Records drawn from a dataset

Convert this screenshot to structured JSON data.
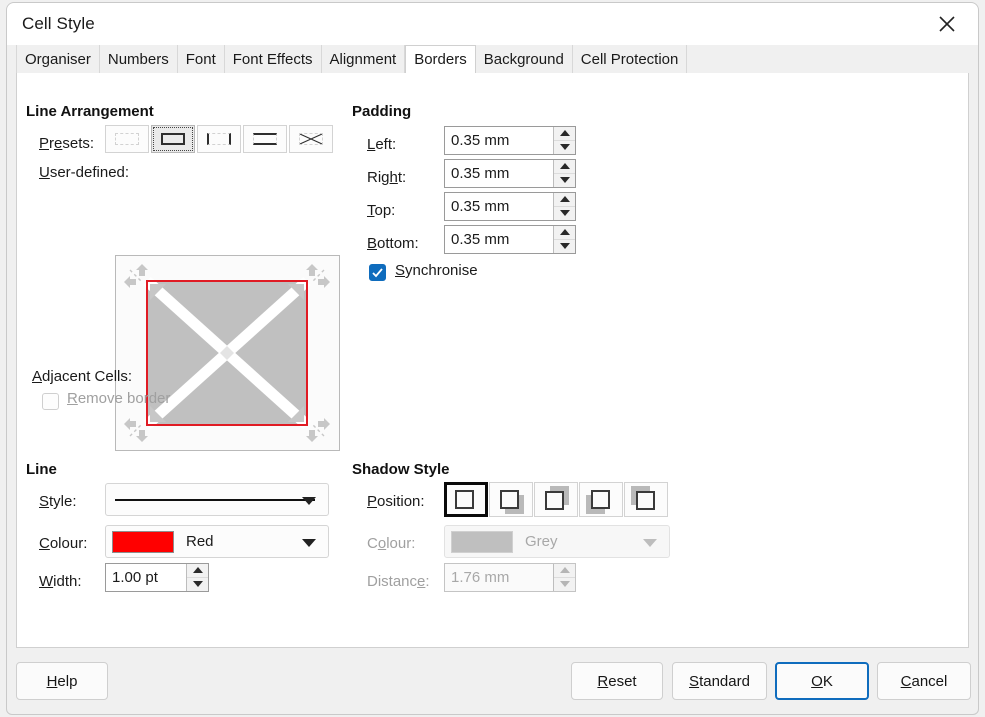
{
  "window": {
    "title": "Cell Style",
    "close_icon": "close-icon"
  },
  "tabs": [
    {
      "label": "Organiser",
      "active": false
    },
    {
      "label": "Numbers",
      "active": false
    },
    {
      "label": "Font",
      "active": false
    },
    {
      "label": "Font Effects",
      "active": false
    },
    {
      "label": "Alignment",
      "active": false
    },
    {
      "label": "Borders",
      "active": true
    },
    {
      "label": "Background",
      "active": false
    },
    {
      "label": "Cell Protection",
      "active": false
    }
  ],
  "line_arrangement": {
    "group_title": "Line Arrangement",
    "presets_label": "Presets:",
    "presets": [
      {
        "name": "no-borders",
        "selected": false
      },
      {
        "name": "box-outline",
        "selected": true
      },
      {
        "name": "left-right-borders",
        "selected": false
      },
      {
        "name": "top-bottom-borders",
        "selected": false
      },
      {
        "name": "box-with-diagonals",
        "selected": false
      }
    ],
    "user_defined_label": "User-defined:",
    "preview": {
      "border_colour": "#e01b24",
      "fill_colour": "#c0c0c0",
      "diagonal_colour": "#ffffff",
      "marker_colour": "#c7c7c7"
    }
  },
  "padding": {
    "group_title": "Padding",
    "fields": [
      {
        "label": "Left:",
        "value": "0.35 mm"
      },
      {
        "label": "Right:",
        "value": "0.35 mm"
      },
      {
        "label": "Top:",
        "value": "0.35 mm"
      },
      {
        "label": "Bottom:",
        "value": "0.35 mm"
      }
    ],
    "synchronise_label": "Synchronise",
    "synchronise_checked": true
  },
  "adjacent_cells": {
    "label": "Adjacent Cells:",
    "remove_border_label": "Remove border",
    "remove_border_checked": false,
    "enabled": false
  },
  "line": {
    "group_title": "Line",
    "style_label": "Style:",
    "style_value": "solid",
    "colour_label": "Colour:",
    "colour_value": "Red",
    "colour_hex": "#ff0000",
    "width_label": "Width:",
    "width_value": "1.00 pt"
  },
  "shadow_style": {
    "group_title": "Shadow Style",
    "position_label": "Position:",
    "positions": [
      {
        "name": "no-shadow",
        "selected": true
      },
      {
        "name": "shadow-bottom-right",
        "selected": false
      },
      {
        "name": "shadow-top-right",
        "selected": false
      },
      {
        "name": "shadow-bottom-left",
        "selected": false
      },
      {
        "name": "shadow-top-left",
        "selected": false
      }
    ],
    "colour_label": "Colour:",
    "colour_value": "Grey",
    "colour_hex": "#bfbfbf",
    "distance_label": "Distance:",
    "distance_value": "1.76 mm",
    "enabled": false
  },
  "footer": {
    "help": "Help",
    "reset": "Reset",
    "standard": "Standard",
    "ok": "OK",
    "cancel": "Cancel",
    "default_button": "OK"
  }
}
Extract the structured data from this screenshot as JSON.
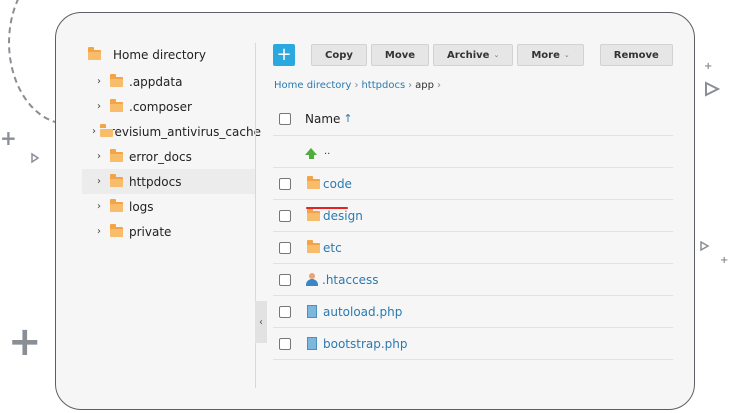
{
  "sidebar": {
    "root_label": "Home directory",
    "items": [
      {
        "label": ".appdata",
        "active": false
      },
      {
        "label": ".composer",
        "active": false
      },
      {
        "label": ".revisium_antivirus_cache",
        "active": false
      },
      {
        "label": "error_docs",
        "active": false
      },
      {
        "label": "httpdocs",
        "active": true
      },
      {
        "label": "logs",
        "active": false
      },
      {
        "label": "private",
        "active": false
      }
    ]
  },
  "toolbar": {
    "add_label": "+",
    "copy_label": "Copy",
    "move_label": "Move",
    "archive_label": "Archive",
    "more_label": "More",
    "remove_label": "Remove"
  },
  "breadcrumb": {
    "items": [
      "Home directory",
      "httpdocs",
      "app"
    ]
  },
  "table": {
    "name_header": "Name",
    "sort_indicator": "↑",
    "parent_label": "..",
    "rows": [
      {
        "name": "code",
        "type": "folder"
      },
      {
        "name": "design",
        "type": "folder"
      },
      {
        "name": "etc",
        "type": "folder"
      },
      {
        "name": ".htaccess",
        "type": "user-file"
      },
      {
        "name": "autoload.php",
        "type": "file"
      },
      {
        "name": "bootstrap.php",
        "type": "file"
      }
    ]
  },
  "colors": {
    "accent": "#2aa8e0",
    "link": "#2a7ab0",
    "folder": "#f3a447",
    "highlight_underline": "#e32222"
  }
}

_Prompt_
Each of the entries above must be output exactly, with none of the pictures.

_Task response_
Convert this screenshot to structured JSON data.
{
  "window": {
    "title": "Cell Style",
    "close_icon": "close-icon"
  },
  "tabs": [
    {
      "label": "Organiser",
      "active": false
    },
    {
      "label": "Numbers",
      "active": false
    },
    {
      "label": "Font",
      "active": false
    },
    {
      "label": "Font Effects",
      "active": false
    },
    {
      "label": "Alignment",
      "active": false
    },
    {
      "label": "Borders",
      "active": true
    },
    {
      "label": "Background",
      "active": false
    },
    {
      "label": "Cell Protection",
      "active": false
    }
  ],
  "line_arrangement": {
    "group_title": "Line Arrangement",
    "presets_label": "Presets:",
    "presets": [
      {
        "name": "no-borders",
        "selected": false
      },
      {
        "name": "box-outline",
        "selected": true
      },
      {
        "name": "left-right-borders",
        "selected": false
      },
      {
        "name": "top-bottom-borders",
        "selected": false
      },
      {
        "name": "box-with-diagonals",
        "selected": false
      }
    ],
    "user_defined_label": "User-defined:",
    "preview": {
      "border_colour": "#e01b24",
      "fill_colour": "#c0c0c0",
      "diagonal_colour": "#ffffff",
      "marker_colour": "#c7c7c7"
    }
  },
  "padding": {
    "group_title": "Padding",
    "fields": [
      {
        "label": "Left:",
        "value": "0.35 mm"
      },
      {
        "label": "Right:",
        "value": "0.35 mm"
      },
      {
        "label": "Top:",
        "value": "0.35 mm"
      },
      {
        "label": "Bottom:",
        "value": "0.35 mm"
      }
    ],
    "synchronise_label": "Synchronise",
    "synchronise_checked": true
  },
  "adjacent_cells": {
    "label": "Adjacent Cells:",
    "remove_border_label": "Remove border",
    "remove_border_checked": false,
    "enabled": false
  },
  "line": {
    "group_title": "Line",
    "style_label": "Style:",
    "style_value": "solid",
    "colour_label": "Colour:",
    "colour_value": "Red",
    "colour_hex": "#ff0000",
    "width_label": "Width:",
    "width_value": "1.00 pt"
  },
  "shadow_style": {
    "group_title": "Shadow Style",
    "position_label": "Position:",
    "positions": [
      {
        "name": "no-shadow",
        "selected": true
      },
      {
        "name": "shadow-bottom-right",
        "selected": false
      },
      {
        "name": "shadow-top-right",
        "selected": false
      },
      {
        "name": "shadow-bottom-left",
        "selected": false
      },
      {
        "name": "shadow-top-left",
        "selected": false
      }
    ],
    "colour_label": "Colour:",
    "colour_value": "Grey",
    "colour_hex": "#bfbfbf",
    "distance_label": "Distance:",
    "distance_value": "1.76 mm",
    "enabled": false
  },
  "footer": {
    "help": "Help",
    "reset": "Reset",
    "standard": "Standard",
    "ok": "OK",
    "cancel": "Cancel",
    "default_button": "OK"
  }
}
Extract the structured data from this screenshot as JSON.
{
  "sidebar": {
    "root_label": "Home directory",
    "items": [
      {
        "label": ".appdata",
        "active": false
      },
      {
        "label": ".composer",
        "active": false
      },
      {
        "label": ".revisium_antivirus_cache",
        "active": false
      },
      {
        "label": "error_docs",
        "active": false
      },
      {
        "label": "httpdocs",
        "active": true
      },
      {
        "label": "logs",
        "active": false
      },
      {
        "label": "private",
        "active": false
      }
    ]
  },
  "toolbar": {
    "add_label": "+",
    "copy_label": "Copy",
    "move_label": "Move",
    "archive_label": "Archive",
    "more_label": "More",
    "remove_label": "Remove"
  },
  "breadcrumb": {
    "items": [
      "Home directory",
      "httpdocs",
      "app"
    ]
  },
  "table": {
    "name_header": "Name",
    "sort_indicator": "↑",
    "parent_label": "..",
    "rows": [
      {
        "name": "code",
        "type": "folder"
      },
      {
        "name": "design",
        "type": "folder"
      },
      {
        "name": "etc",
        "type": "folder"
      },
      {
        "name": ".htaccess",
        "type": "user-file"
      },
      {
        "name": "autoload.php",
        "type": "file"
      },
      {
        "name": "bootstrap.php",
        "type": "file"
      }
    ]
  },
  "colors": {
    "accent": "#2aa8e0",
    "link": "#2a7ab0",
    "folder": "#f3a447",
    "highlight_underline": "#e32222"
  }
}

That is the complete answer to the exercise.